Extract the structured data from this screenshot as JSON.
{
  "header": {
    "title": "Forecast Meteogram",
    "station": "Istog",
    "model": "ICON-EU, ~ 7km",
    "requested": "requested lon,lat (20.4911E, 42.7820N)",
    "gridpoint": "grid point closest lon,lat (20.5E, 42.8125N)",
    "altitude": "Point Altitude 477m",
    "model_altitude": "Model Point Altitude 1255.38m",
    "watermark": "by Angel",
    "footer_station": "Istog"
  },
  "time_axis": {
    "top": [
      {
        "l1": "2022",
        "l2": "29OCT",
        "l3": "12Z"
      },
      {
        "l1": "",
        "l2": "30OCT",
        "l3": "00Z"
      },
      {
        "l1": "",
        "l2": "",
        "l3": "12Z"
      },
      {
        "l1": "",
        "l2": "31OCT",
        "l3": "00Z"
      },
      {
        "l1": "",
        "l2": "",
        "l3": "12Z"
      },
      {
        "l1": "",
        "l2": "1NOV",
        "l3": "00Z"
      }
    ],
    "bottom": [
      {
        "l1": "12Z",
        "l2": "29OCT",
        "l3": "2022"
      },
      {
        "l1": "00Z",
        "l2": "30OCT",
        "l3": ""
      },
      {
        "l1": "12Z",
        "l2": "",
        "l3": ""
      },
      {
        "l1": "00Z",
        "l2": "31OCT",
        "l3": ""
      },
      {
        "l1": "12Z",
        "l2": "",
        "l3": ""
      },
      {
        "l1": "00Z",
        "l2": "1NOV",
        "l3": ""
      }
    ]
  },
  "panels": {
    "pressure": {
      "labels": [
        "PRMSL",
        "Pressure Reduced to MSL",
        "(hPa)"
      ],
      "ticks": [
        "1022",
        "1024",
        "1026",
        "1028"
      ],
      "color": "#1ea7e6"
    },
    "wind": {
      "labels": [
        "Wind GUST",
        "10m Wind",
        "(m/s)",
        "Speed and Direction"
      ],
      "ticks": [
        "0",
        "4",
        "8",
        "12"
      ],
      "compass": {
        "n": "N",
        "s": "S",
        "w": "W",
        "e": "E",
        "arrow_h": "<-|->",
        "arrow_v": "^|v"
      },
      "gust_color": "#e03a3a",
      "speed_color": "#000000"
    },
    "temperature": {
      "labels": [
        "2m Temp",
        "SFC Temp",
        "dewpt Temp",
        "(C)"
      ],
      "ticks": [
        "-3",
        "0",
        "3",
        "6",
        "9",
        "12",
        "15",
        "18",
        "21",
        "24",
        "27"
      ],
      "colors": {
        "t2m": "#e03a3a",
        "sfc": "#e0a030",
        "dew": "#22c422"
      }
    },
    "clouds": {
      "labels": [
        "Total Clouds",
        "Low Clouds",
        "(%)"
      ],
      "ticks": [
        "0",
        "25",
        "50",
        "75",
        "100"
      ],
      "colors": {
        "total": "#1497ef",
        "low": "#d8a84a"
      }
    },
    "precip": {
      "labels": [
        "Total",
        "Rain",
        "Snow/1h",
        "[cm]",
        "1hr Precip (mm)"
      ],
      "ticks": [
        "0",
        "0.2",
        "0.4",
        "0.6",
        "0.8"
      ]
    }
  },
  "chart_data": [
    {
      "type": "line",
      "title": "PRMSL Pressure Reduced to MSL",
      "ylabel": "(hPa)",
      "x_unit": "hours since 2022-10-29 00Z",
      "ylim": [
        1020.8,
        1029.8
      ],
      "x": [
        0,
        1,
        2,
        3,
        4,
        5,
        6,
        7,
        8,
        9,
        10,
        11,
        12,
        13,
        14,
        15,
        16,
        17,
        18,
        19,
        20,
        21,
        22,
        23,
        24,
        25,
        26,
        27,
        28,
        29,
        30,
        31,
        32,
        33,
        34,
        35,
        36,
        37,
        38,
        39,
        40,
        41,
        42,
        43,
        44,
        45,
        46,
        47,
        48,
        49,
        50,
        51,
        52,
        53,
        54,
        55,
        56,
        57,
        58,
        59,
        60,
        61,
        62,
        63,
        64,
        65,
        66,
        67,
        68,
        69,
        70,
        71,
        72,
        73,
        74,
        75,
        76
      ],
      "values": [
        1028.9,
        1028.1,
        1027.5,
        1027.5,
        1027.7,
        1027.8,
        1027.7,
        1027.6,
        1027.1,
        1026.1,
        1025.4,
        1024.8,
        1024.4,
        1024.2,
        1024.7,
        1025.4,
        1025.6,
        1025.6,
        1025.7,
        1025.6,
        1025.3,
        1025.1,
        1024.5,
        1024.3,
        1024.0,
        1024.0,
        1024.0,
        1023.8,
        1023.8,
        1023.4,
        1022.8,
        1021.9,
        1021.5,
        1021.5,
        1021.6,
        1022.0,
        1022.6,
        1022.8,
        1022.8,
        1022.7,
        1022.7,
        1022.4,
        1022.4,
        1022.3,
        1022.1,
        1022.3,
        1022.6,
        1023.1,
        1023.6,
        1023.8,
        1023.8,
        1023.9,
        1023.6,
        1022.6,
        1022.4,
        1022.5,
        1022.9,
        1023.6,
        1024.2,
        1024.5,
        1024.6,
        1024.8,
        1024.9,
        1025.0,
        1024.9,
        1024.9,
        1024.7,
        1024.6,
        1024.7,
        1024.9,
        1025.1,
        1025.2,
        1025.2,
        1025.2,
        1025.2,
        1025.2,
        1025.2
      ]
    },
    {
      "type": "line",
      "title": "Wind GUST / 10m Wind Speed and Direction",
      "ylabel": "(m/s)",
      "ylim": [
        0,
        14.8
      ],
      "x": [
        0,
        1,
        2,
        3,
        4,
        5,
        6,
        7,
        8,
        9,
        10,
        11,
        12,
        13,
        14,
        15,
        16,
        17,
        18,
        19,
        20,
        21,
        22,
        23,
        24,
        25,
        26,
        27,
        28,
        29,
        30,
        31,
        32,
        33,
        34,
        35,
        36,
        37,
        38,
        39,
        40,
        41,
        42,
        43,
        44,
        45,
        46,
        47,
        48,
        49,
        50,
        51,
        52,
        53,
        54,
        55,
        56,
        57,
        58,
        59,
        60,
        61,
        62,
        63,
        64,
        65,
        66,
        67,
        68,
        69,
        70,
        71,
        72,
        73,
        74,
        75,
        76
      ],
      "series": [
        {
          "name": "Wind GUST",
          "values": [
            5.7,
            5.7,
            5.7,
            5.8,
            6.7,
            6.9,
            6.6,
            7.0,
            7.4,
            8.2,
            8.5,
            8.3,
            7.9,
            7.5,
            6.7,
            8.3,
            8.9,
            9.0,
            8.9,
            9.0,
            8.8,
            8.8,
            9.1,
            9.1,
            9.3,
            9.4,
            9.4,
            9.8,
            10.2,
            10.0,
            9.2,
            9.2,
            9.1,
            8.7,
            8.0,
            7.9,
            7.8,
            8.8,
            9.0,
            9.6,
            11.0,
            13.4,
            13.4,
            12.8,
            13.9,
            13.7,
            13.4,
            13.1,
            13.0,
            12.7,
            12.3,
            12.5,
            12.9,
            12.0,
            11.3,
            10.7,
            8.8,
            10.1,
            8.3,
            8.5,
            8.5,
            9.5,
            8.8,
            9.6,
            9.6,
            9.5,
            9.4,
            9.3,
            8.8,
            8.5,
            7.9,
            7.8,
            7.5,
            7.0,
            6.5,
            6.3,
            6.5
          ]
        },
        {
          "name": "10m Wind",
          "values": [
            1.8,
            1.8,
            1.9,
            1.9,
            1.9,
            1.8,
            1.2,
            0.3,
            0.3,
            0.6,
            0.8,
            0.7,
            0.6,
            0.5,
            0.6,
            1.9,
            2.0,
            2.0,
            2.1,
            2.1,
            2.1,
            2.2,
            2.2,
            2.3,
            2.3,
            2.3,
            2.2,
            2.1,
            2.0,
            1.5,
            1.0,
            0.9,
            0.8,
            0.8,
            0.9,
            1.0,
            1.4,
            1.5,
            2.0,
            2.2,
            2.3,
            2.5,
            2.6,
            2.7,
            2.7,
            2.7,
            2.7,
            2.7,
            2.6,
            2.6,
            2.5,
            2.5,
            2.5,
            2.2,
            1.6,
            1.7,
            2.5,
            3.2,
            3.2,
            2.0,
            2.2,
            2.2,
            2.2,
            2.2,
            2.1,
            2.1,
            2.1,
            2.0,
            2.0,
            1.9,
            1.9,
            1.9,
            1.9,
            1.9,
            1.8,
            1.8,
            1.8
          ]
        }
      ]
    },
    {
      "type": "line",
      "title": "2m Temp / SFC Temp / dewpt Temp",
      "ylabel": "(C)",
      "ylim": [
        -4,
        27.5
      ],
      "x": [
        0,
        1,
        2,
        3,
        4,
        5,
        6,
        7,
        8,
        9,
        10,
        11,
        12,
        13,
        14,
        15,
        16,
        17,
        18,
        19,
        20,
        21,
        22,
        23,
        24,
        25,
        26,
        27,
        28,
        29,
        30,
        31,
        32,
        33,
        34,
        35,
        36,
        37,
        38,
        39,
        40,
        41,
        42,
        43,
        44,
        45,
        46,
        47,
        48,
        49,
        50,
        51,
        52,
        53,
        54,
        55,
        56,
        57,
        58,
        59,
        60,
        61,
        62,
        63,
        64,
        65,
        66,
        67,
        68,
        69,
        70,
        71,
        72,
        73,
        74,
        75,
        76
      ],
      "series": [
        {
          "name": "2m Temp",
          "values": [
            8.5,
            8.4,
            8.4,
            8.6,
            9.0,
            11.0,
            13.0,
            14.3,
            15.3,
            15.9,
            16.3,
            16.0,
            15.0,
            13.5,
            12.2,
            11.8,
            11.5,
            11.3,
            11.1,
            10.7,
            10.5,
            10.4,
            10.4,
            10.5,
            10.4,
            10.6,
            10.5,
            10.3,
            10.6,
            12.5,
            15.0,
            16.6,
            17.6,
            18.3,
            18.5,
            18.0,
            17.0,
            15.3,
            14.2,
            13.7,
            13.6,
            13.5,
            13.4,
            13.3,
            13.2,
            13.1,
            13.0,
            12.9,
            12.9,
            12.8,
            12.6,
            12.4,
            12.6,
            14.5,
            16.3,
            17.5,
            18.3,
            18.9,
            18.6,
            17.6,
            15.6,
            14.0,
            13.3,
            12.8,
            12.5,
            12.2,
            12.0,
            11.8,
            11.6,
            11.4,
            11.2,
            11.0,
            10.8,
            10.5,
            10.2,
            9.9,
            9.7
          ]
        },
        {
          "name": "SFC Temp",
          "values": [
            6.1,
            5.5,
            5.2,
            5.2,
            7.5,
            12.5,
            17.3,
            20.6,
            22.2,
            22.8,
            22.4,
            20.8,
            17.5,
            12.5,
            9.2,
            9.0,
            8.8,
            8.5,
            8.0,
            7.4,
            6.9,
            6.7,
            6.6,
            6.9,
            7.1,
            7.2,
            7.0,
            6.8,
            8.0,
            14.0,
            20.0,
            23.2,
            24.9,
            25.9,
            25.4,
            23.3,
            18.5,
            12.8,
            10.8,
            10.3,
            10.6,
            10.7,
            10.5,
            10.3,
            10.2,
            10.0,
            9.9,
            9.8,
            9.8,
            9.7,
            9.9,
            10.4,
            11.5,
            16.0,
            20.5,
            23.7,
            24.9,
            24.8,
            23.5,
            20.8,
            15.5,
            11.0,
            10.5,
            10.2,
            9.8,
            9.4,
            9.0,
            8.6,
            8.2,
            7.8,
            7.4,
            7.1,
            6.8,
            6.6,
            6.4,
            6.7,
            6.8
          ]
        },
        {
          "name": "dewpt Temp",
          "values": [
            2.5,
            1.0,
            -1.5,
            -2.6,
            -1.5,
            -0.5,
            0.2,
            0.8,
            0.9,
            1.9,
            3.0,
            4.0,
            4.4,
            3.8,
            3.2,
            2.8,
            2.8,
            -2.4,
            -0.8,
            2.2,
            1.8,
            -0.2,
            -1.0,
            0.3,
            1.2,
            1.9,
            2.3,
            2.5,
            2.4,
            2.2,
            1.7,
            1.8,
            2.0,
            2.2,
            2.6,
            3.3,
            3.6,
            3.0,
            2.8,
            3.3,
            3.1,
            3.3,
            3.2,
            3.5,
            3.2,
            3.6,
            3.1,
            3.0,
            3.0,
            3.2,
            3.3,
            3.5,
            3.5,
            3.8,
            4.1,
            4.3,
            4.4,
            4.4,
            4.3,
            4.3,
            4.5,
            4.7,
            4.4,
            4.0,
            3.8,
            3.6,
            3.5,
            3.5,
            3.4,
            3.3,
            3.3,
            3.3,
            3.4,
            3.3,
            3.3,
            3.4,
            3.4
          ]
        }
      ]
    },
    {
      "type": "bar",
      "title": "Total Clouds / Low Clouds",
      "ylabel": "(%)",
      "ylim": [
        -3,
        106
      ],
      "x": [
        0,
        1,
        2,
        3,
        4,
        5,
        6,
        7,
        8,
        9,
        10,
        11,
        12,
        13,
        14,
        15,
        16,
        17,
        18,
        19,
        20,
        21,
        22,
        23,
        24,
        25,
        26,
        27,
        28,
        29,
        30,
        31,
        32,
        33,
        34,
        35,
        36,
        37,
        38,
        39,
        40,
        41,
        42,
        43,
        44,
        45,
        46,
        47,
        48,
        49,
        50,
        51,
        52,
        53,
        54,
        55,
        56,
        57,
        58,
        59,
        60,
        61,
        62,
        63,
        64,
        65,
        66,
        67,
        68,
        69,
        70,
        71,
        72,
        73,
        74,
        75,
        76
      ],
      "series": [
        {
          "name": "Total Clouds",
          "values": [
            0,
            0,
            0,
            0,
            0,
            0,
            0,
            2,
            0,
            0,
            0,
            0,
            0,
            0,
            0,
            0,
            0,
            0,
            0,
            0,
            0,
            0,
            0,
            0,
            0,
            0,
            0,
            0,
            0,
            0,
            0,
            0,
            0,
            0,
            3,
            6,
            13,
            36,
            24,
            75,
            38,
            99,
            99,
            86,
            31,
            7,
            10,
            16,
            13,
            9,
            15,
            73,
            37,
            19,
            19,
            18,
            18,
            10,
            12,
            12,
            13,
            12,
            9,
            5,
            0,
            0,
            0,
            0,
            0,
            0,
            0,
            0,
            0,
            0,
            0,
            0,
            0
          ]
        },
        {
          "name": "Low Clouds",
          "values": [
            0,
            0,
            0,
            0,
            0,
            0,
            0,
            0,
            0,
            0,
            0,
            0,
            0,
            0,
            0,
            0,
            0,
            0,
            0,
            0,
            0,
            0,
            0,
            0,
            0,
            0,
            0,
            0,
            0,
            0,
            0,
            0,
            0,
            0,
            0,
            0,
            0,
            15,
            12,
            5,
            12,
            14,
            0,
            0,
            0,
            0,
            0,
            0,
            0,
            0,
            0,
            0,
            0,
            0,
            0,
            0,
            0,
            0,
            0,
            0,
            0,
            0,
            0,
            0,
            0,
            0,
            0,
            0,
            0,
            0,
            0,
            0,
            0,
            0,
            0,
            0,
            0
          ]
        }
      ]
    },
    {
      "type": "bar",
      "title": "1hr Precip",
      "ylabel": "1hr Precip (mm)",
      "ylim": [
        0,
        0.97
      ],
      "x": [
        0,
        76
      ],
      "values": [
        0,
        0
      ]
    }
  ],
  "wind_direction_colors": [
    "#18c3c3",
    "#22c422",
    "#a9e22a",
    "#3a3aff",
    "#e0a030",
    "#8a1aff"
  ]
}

#### GIVEN PROBLEM:
Search the material above for "PRMSL". Pull out each line where it shows up.

#### CORRECT RESPONSE:
        "PRMSL",
      "title": "PRMSL Pressure Reduced to MSL",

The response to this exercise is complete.